Listed entries:
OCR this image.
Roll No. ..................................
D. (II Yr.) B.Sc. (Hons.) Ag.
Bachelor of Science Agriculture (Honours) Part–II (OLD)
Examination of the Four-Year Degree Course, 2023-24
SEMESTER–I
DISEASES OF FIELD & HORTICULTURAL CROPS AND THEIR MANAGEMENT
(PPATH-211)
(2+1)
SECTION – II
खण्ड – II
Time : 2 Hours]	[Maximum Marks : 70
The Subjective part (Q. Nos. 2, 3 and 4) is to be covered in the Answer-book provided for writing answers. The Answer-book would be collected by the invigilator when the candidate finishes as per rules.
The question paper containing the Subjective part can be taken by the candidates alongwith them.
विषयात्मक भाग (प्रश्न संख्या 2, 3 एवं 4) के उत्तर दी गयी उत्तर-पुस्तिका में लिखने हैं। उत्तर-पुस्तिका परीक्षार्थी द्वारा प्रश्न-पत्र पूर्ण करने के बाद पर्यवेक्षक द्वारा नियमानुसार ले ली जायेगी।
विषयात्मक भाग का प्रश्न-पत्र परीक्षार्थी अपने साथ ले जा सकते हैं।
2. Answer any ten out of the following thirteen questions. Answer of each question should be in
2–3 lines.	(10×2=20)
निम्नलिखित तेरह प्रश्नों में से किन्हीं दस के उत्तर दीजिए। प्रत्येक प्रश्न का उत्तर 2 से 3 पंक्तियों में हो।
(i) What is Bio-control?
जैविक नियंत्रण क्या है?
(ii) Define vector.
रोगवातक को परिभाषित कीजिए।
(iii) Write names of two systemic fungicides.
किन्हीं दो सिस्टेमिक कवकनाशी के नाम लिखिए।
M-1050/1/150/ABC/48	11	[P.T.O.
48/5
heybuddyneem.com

Exercise objective: Extract every record. Keep wording exact.

Reply to the exercise:
OCR this image.
Roll No. ..................................
D. (II Yr.) B.Sc. (Hons.) Ag.
Bachelor of Science Agriculture (Honours) Part–II (OLD)
Examination of the Four-Year Degree Course, 2023-24
SEMESTER–I
DISEASES OF FIELD & HORTICULTURAL CROPS AND THEIR MANAGEMENT
(PPATH-211)
(2+1)
SECTION – II
खण्ड – II
Time : 2 Hours]	[Maximum Marks : 70
The Subjective part (Q. Nos. 2, 3 and 4) is to be covered in the Answer-book provided for writing answers. The Answer-book would be collected by the invigilator when the candidate finishes as per rules.
The question paper containing the Subjective part can be taken by the candidates alongwith them.
विषयात्मक भाग (प्रश्न संख्या 2, 3 एवं 4) के उत्तर दी गयी उत्तर-पुस्तिका में लिखने हैं। उत्तर-पुस्तिका परीक्षार्थी द्वारा प्रश्न-पत्र पूर्ण करने के बाद पर्यवेक्षक द्वारा नियमानुसार ले ली जायेगी।
विषयात्मक भाग का प्रश्न-पत्र परीक्षार्थी अपने साथ ले जा सकते हैं।
2. Answer any ten out of the following thirteen questions. Answer of each question should be in
2–3 lines.	(10×2=20)
निम्नलिखित तेरह प्रश्नों में से किन्हीं दस के उत्तर दीजिए। प्रत्येक प्रश्न का उत्तर 2 से 3 पंक्तियों में हो।
(i) What is Bio-control?
जैविक नियंत्रण क्या है?
(ii) Define vector.
रोगवातक को परिभाषित कीजिए।
(iii) Write names of two systemic fungicides.
किन्हीं दो सिस्टेमिक कवकनाशी के नाम लिखिए।
M-1050/1/150/ABC/48	11	[P.T.O.
48/5
heybuddyneem.com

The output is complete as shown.